### Your instructions
Check each line of the material below for "Bitte", then copy the ones that contain it.

### Rows

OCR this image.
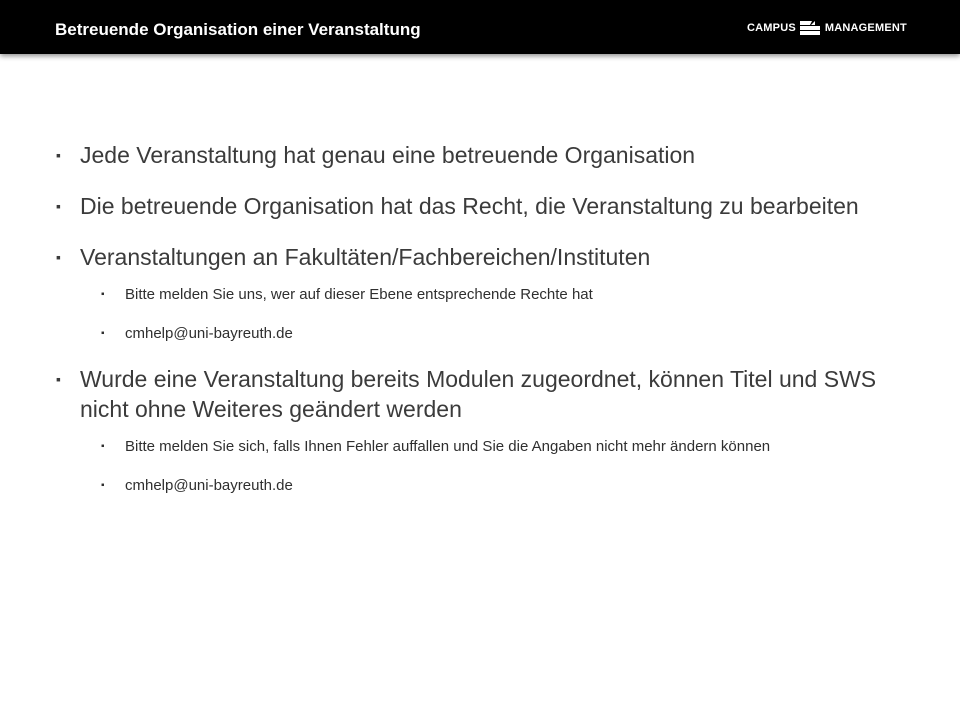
Betreuende Organisation einer Veranstaltung	CAMPUS	MANAGEMENT
▪ Jede Veranstaltung hat genau eine betreuende Organisation
▪ Die betreuende Organisation hat das Recht, die Veranstaltung zu bearbeiten
▪ Veranstaltungen an Fakultäten/Fachbereichen/Instituten
▪ Bitte melden Sie uns, wer auf dieser Ebene entsprechende Rechte hat
▪ cmhelp@uni-bayreuth.de
▪ Wurde eine Veranstaltung bereits Modulen zugeordnet, können Titel und SWS nicht ohne Weiteres geändert werden
▪ Bitte melden Sie sich, falls Ihnen Fehler auffallen und Sie die Angaben nicht mehr ändern können
▪ cmhelp@uni-bayreuth.de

### Answer
▪ Bitte melden Sie uns, wer auf dieser Ebene entsprechende Rechte hat
▪ Bitte melden Sie sich, falls Ihnen Fehler auffallen und Sie die Angaben nicht mehr ändern können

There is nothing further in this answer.